(Entries of boxed elements)
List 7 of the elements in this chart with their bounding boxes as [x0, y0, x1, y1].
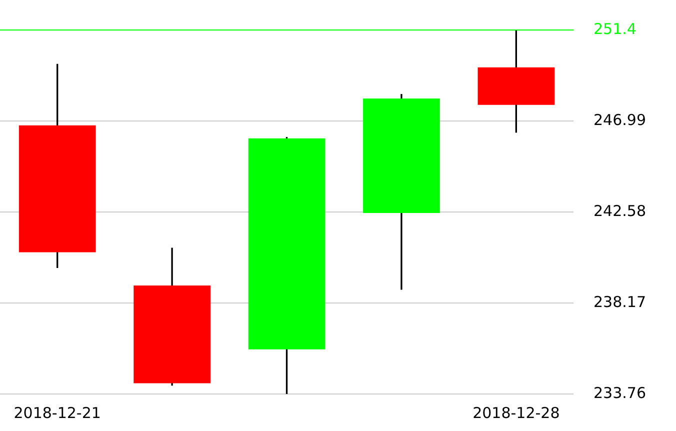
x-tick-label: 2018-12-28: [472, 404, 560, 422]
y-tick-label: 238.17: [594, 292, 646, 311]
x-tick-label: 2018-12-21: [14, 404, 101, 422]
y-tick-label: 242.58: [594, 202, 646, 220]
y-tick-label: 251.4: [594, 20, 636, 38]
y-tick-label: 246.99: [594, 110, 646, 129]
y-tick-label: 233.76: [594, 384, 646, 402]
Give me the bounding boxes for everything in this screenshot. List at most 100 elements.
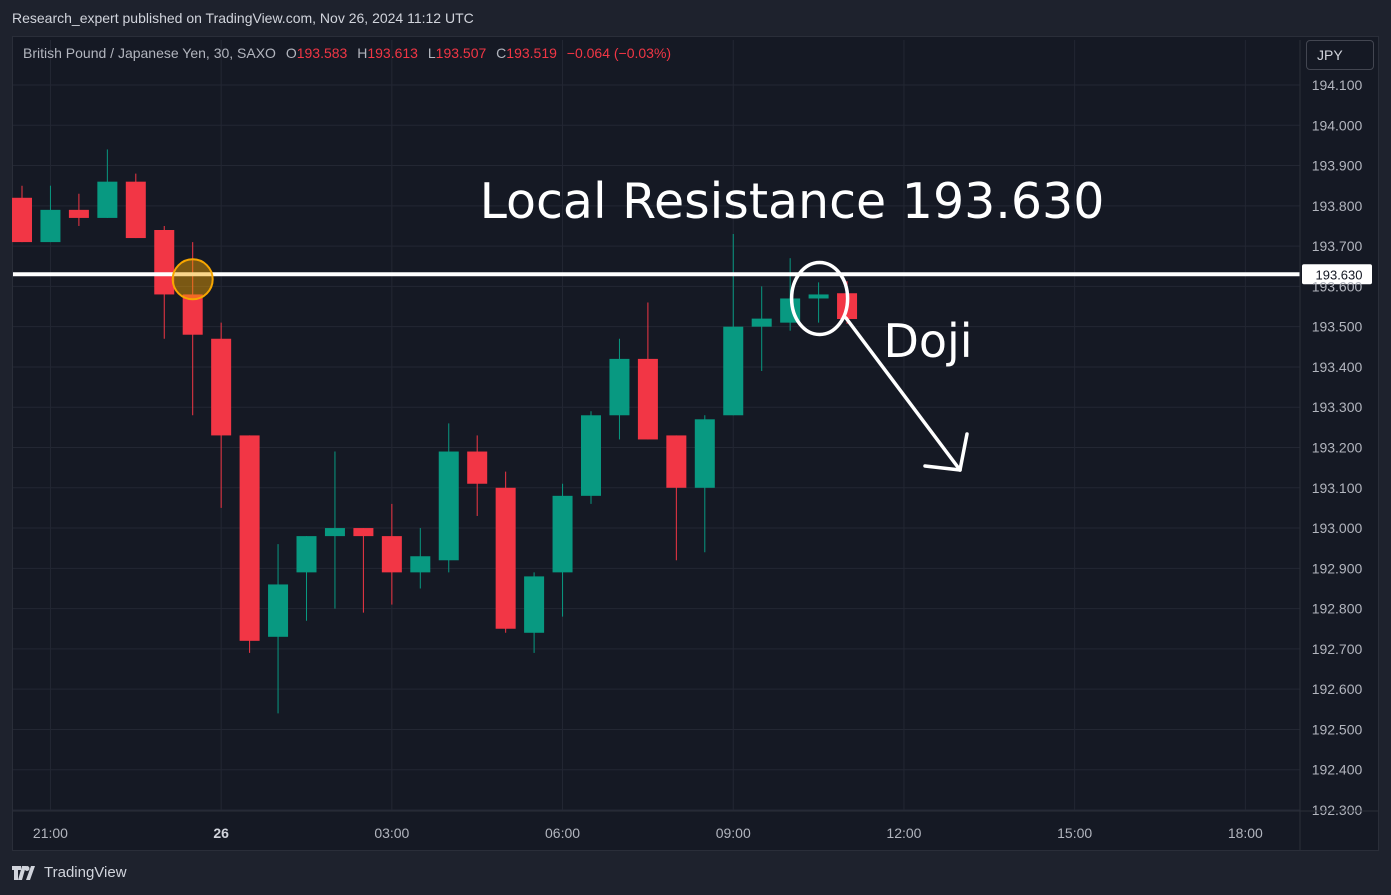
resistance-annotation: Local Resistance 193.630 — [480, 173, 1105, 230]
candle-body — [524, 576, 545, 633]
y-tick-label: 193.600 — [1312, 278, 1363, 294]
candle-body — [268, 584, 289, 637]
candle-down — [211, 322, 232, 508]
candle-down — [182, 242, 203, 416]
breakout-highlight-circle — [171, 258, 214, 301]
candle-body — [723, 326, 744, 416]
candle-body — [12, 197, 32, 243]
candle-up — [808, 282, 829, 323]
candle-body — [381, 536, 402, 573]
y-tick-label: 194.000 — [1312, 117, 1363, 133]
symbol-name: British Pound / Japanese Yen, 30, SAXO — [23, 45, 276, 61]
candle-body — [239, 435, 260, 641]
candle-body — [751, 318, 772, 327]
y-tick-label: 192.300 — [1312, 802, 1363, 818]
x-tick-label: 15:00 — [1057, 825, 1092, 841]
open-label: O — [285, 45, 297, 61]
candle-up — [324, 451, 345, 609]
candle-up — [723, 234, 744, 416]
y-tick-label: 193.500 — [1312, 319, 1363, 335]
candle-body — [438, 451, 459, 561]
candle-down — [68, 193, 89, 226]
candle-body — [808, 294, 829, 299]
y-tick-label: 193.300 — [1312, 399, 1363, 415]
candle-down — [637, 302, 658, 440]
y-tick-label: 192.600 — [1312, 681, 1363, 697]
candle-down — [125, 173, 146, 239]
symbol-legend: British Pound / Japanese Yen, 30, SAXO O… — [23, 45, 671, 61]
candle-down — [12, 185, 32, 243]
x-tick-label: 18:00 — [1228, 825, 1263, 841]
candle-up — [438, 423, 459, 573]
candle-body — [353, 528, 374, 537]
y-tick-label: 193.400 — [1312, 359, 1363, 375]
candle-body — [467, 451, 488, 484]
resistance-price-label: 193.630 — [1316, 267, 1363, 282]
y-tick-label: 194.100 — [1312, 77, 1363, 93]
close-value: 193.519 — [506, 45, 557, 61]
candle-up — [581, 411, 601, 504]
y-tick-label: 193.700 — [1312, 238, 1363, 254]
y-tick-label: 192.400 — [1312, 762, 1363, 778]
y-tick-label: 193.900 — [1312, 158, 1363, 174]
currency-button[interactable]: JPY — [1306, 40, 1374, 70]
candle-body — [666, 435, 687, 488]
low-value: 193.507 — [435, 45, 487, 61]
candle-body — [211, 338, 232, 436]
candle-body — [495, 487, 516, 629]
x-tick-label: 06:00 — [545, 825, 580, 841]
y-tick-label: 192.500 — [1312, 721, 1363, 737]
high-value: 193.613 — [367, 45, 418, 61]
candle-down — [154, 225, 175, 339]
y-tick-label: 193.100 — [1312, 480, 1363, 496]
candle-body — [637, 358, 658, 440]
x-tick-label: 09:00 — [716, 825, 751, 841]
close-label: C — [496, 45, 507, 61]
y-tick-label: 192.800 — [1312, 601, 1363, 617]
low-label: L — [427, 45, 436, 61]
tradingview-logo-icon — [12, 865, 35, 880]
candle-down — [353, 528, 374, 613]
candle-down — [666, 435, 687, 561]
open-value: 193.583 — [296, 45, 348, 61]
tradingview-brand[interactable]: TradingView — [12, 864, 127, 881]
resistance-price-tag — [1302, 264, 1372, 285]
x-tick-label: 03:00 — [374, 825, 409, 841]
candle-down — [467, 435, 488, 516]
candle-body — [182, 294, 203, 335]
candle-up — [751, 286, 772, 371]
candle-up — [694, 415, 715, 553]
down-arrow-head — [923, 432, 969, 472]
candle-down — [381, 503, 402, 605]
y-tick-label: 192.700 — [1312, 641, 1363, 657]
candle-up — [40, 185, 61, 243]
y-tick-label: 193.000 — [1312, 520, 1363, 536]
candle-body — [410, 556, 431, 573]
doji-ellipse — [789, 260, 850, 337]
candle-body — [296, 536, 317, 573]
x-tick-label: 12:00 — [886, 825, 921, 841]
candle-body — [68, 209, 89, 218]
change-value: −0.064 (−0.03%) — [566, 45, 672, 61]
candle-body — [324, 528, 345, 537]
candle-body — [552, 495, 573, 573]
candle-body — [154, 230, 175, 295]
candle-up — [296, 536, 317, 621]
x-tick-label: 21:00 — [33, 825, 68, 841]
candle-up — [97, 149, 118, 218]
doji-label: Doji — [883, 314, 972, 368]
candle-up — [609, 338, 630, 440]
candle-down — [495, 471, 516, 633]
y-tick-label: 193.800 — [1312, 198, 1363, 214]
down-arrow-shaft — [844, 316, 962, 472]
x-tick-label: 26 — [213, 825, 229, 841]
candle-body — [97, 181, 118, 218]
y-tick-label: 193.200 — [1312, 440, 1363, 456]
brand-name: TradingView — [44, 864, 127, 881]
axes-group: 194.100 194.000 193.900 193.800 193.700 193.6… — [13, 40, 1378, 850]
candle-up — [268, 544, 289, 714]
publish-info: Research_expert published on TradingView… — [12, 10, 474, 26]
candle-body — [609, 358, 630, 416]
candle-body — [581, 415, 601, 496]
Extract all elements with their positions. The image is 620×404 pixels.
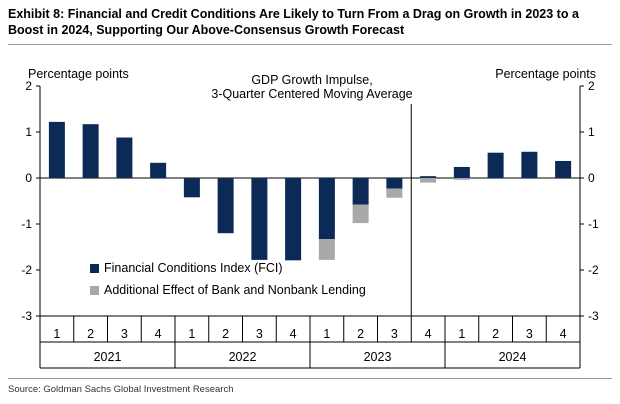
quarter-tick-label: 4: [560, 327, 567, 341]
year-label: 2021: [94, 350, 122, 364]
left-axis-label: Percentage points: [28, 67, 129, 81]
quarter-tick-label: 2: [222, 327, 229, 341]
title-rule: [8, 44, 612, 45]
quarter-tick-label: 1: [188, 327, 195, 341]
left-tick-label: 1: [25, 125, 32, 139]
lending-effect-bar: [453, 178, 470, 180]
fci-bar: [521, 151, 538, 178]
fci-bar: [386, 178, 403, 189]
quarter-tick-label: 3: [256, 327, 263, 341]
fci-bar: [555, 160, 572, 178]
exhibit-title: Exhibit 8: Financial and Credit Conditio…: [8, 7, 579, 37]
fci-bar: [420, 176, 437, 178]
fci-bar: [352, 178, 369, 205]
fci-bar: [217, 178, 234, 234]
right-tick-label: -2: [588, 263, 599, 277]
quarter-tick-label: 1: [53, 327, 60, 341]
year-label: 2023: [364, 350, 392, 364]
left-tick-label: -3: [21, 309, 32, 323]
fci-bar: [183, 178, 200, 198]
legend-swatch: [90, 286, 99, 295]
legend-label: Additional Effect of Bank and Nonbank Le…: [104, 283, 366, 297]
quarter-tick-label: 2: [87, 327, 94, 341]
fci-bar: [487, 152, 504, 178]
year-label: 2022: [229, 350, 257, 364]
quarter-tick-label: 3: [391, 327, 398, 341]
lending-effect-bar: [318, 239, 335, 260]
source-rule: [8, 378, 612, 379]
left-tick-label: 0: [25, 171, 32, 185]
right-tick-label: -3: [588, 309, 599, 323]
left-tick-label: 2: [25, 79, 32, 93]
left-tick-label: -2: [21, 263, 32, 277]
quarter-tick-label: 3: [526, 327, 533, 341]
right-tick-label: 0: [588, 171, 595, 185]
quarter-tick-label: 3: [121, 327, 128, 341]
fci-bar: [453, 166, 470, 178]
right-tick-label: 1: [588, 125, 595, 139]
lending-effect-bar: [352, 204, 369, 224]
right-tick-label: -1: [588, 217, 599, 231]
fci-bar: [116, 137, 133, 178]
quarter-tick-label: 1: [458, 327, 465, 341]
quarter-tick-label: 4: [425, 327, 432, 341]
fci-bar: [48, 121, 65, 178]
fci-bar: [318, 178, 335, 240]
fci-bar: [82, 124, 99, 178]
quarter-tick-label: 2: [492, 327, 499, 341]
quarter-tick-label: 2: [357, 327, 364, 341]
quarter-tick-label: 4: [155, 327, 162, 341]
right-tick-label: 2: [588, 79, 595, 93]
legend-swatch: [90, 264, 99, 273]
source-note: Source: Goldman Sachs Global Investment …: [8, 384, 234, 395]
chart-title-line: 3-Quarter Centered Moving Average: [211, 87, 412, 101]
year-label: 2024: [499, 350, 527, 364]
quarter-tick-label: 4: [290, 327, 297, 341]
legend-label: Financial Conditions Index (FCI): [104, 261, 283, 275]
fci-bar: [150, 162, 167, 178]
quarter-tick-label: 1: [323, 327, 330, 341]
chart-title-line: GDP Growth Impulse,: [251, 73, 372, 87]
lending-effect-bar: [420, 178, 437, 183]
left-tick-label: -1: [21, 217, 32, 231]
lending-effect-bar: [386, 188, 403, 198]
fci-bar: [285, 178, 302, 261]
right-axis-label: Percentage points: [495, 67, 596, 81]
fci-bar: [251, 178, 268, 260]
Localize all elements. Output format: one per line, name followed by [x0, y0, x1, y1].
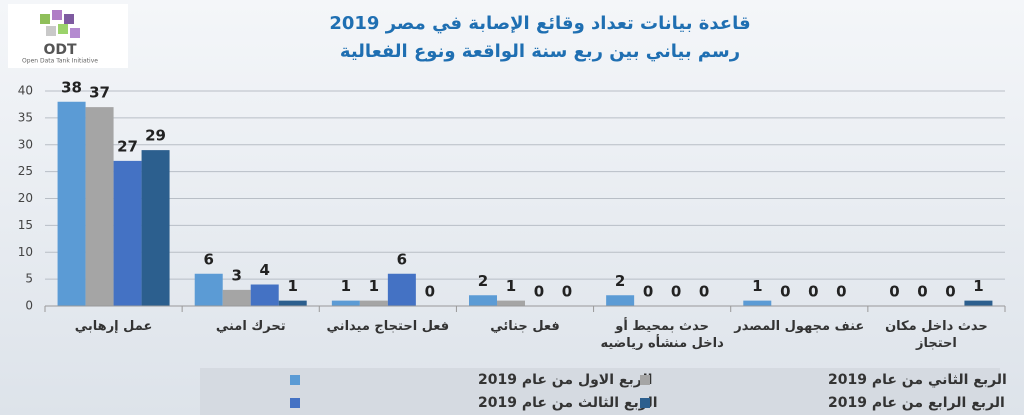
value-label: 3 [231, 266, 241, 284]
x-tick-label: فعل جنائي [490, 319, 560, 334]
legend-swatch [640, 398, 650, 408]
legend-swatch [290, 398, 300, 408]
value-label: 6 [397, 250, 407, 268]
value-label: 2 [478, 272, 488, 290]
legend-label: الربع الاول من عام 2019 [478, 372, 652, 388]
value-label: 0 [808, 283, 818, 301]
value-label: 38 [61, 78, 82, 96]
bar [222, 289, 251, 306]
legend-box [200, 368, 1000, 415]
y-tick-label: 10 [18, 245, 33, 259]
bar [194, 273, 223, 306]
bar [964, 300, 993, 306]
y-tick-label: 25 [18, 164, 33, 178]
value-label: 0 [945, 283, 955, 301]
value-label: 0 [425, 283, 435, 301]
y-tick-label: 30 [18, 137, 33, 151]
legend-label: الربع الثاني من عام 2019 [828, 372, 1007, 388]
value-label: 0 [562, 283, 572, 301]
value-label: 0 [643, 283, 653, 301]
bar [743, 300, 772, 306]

### What you need to do
Reproduce verbatim the lines of the records starting at the line that contains "value-label: 3 [231, 266, 241, 284]" and ending at the line that contains "value-label: 0 [808, 283, 818, 301]", including both of those lines.

### Complete output
value-label: 3 [231, 266, 241, 284]
x-tick-label: فعل جنائي [490, 319, 560, 334]
legend-swatch [640, 398, 650, 408]
legend-swatch [290, 398, 300, 408]
value-label: 6 [397, 250, 407, 268]
value-label: 2 [478, 272, 488, 290]
legend-label: الربع الاول من عام 2019 [478, 372, 652, 388]
value-label: 0 [808, 283, 818, 301]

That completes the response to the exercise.